I was now down 47 pounds, and I felt frustrated initially. I wanted my weight to go down a little more quickly, but some unhealthy eating during Las Vegas, Finals Week, and Easter made that difficult.
Ultimately, I decided not to give up, and really stuck to clean eating and exercise. I also hit a small bump in my fitness-I felt a bit uninspired, but after really pushing myself, I have developed a routine that I love and that I look forward to. I have started loving fitness more and more, and am now really into running, yoga, dance fitness, and am starting to get into spinning and swimming.
I was overjoyed to step on the scale and see that I have lost 50 pounds. It is such a milestone that I am extremely proud of. I am feeling great, and am starting to like my body. I like what I am becoming and I can’t wait to see how it continues to transform before my eyes. I have lost 50 pounds after 9 months on the vegan lifestyle, and I have gained confidence, happiness, and a purpose: to share the importance of a healthy and compassionate life. I am still learning so much, and I hope that we can learn together. I am still trying to be my happiest, and I still struggle sometimes with my body image. However, I have come such a long way that I am truly proud of. My accomplishments have shown me that I am capable of so much more than I ever knew, and that I have no reason to ever doubt myself.
One year! I lost 54 pounds and was healthier than ever!
Unfortunately, stress of school, losing both my grandparents within two months, and not really caring about my health, I gained 19 pounds. As of March 9, 2017, I have lost 2 of the 19 pounds, so taking the setback in mind, I have lost a total of 37 pounds, not 54. I hope to get back on track and lose all the extra weight and more. I am back to eating better, working out, and caring about myself. A bump in the road does not and will not define my entire life or the efforts I have made. In my mind, it’s all up from here.
I love this lifestyle, and I swear by it. I love being vegan, and I love how much I have grown just by making one life decision-little did I know it would end up being such a big, significant decision that has influenced my entire life. My one goal is to show that plant-based living doesn’t have to be restrictive, and that it can change lives for the better (like it did mine!).
I can’t wait to see where I’ll be in 3 months, 6 months, a year, 2 years. Time will tell!
I will continue adding to this as my life continues to change for the better. I want to thank everyone who has supported me thus far, this is just the start!

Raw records
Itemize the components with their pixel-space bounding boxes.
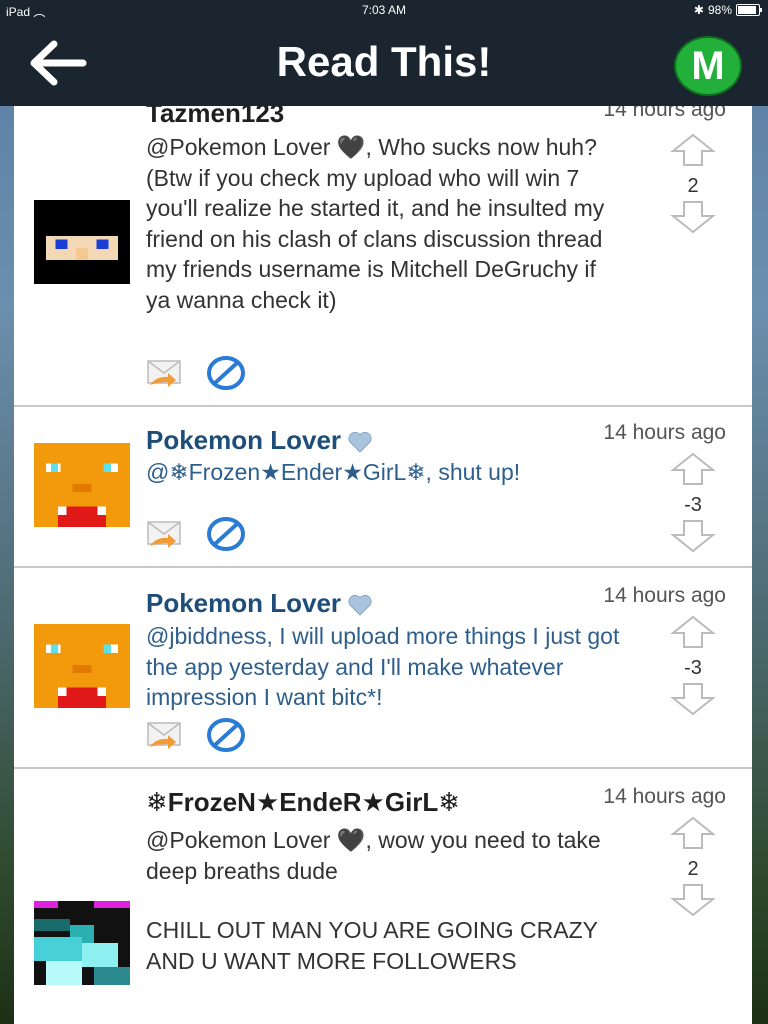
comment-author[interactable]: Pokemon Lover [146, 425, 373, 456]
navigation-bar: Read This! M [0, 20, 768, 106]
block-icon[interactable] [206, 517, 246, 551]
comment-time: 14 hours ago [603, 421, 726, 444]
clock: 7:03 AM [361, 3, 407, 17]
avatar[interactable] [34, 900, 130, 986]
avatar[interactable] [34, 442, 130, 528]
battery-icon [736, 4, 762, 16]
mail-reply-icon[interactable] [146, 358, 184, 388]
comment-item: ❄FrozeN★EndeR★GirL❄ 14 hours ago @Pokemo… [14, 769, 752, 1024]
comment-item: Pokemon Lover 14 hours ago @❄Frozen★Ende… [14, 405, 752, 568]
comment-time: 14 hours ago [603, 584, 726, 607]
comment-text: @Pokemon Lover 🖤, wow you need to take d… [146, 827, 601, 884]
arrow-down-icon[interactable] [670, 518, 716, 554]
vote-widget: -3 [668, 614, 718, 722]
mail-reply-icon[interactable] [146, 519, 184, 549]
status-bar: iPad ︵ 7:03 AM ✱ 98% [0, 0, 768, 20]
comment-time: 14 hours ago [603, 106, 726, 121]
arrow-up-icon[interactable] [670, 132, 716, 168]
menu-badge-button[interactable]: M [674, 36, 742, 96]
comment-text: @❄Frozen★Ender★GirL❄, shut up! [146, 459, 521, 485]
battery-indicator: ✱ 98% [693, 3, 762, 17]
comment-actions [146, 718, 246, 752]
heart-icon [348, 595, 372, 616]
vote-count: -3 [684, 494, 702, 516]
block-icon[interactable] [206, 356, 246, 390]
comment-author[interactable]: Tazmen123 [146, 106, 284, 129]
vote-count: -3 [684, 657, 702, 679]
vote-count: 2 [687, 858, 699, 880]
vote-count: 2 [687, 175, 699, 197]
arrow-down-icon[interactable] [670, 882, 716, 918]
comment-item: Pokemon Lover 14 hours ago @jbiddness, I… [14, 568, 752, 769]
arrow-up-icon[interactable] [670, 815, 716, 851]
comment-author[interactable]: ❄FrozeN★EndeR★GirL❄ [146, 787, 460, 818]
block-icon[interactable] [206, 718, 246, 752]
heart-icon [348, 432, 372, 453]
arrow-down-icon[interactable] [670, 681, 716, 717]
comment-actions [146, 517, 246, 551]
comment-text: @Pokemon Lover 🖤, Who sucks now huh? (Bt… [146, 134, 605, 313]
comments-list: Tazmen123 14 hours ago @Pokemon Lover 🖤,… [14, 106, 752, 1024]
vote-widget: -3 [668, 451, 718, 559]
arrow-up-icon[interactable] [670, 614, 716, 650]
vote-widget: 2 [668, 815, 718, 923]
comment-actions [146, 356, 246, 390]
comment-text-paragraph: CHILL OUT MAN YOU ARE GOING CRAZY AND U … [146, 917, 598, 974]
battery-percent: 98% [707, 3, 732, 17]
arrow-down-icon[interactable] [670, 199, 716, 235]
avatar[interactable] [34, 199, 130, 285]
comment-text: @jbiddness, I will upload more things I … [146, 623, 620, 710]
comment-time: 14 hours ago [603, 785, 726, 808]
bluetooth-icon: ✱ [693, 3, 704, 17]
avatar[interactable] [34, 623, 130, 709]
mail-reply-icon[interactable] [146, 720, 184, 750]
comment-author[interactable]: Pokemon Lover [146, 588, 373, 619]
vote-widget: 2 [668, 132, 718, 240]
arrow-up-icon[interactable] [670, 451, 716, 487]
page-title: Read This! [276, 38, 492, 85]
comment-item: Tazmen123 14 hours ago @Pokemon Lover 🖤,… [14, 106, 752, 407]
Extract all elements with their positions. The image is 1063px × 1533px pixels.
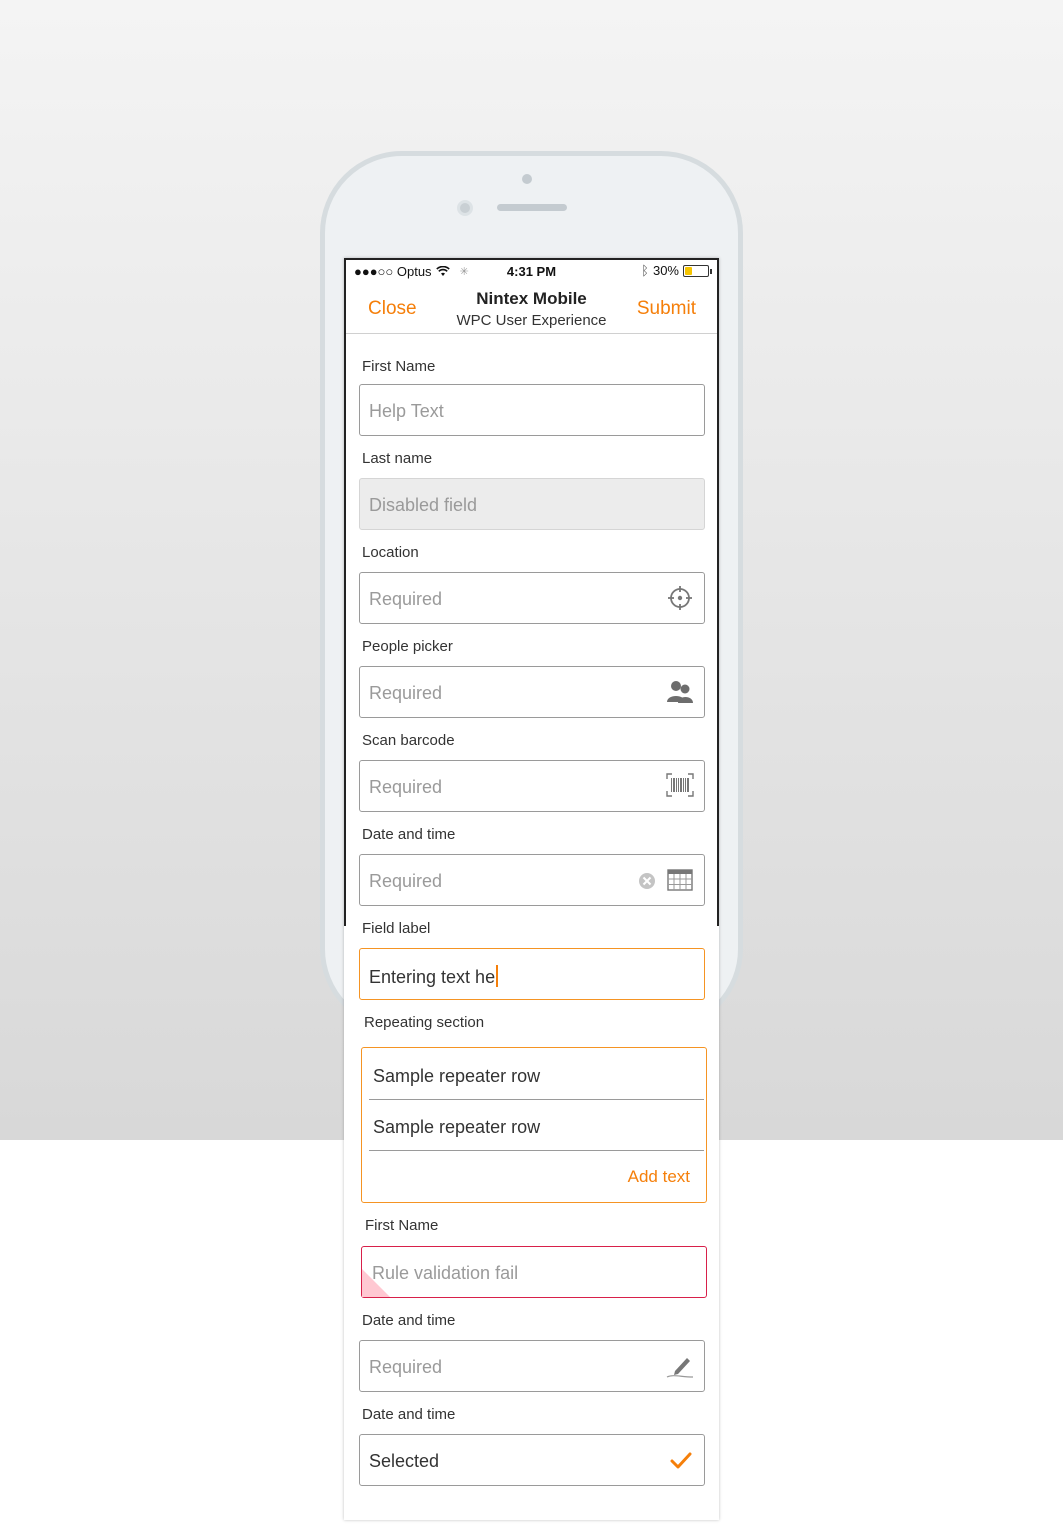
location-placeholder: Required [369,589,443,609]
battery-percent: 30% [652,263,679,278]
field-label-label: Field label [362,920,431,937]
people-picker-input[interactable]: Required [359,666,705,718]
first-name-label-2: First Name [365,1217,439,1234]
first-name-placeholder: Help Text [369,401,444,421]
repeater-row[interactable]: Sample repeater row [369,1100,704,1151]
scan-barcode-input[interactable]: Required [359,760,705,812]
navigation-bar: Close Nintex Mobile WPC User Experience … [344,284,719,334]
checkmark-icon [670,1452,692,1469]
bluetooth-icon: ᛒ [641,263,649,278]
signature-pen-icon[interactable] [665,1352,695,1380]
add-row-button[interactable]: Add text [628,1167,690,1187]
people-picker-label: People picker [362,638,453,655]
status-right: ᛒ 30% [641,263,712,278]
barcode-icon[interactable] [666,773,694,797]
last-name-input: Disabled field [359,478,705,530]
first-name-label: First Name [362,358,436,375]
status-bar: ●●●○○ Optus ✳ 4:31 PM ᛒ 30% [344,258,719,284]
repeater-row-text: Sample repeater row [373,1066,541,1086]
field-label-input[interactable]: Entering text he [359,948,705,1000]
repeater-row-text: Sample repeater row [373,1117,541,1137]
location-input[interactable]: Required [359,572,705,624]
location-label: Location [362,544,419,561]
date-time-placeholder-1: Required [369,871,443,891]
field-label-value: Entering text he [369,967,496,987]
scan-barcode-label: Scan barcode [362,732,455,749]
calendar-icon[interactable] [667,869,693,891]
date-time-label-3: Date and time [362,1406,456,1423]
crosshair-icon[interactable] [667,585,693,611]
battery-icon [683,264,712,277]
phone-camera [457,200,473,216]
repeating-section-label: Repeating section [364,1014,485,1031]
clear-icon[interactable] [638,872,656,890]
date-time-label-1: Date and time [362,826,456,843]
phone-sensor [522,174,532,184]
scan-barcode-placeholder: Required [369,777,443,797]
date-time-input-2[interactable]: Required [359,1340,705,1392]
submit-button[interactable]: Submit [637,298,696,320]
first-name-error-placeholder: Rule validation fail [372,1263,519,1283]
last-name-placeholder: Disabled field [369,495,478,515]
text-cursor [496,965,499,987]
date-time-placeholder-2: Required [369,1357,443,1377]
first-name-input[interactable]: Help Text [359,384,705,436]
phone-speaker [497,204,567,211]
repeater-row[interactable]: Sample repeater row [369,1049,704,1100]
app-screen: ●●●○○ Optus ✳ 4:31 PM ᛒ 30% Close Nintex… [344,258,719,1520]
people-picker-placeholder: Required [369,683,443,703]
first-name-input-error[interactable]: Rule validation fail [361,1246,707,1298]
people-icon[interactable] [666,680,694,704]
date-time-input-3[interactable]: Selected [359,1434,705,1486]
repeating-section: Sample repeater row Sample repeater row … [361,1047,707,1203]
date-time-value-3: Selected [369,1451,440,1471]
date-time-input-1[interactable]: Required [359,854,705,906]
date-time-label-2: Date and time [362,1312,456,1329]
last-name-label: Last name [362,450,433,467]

**Exercise instructions**
[1] Answer these questions about the weight-loss account:
(a) How many pounds had the writer lost after 9 months on the vegan lifestyle?
(b) How many pounds did the writer gain after the one-year mark?
(c) Which three activities does the writer say they are now really into?
[2] From the weight-loss account, return word for word the passage that starts with the words "I was overjoyed" and ends with "ever doubt myself.".

**Outputs in order**
[1]
(a) 50 pounds.
(b) 19 pounds.
(c) Running, yoga, and dance fitness.

[2]
I was overjoyed to step on the scale and see that I have lost 50 pounds. It is such a milestone that I am extremely proud of. I am feeling great, and am starting to like my body. I like what I am becoming and I can’t wait to see how it continues to transform before my eyes. I have lost 50 pounds after 9 months on the vegan lifestyle, and I have gained confidence, happiness, and a purpose: to share the importance of a healthy and compassionate life. I am still learning so much, and I hope that we can learn together. I am still trying to be my happiest, and I still struggle sometimes with my body image. However, I have come such a long way that I am truly proud of. My accomplishments have shown me that I am capable of so much more than I ever knew, and that I have no reason to ever doubt myself.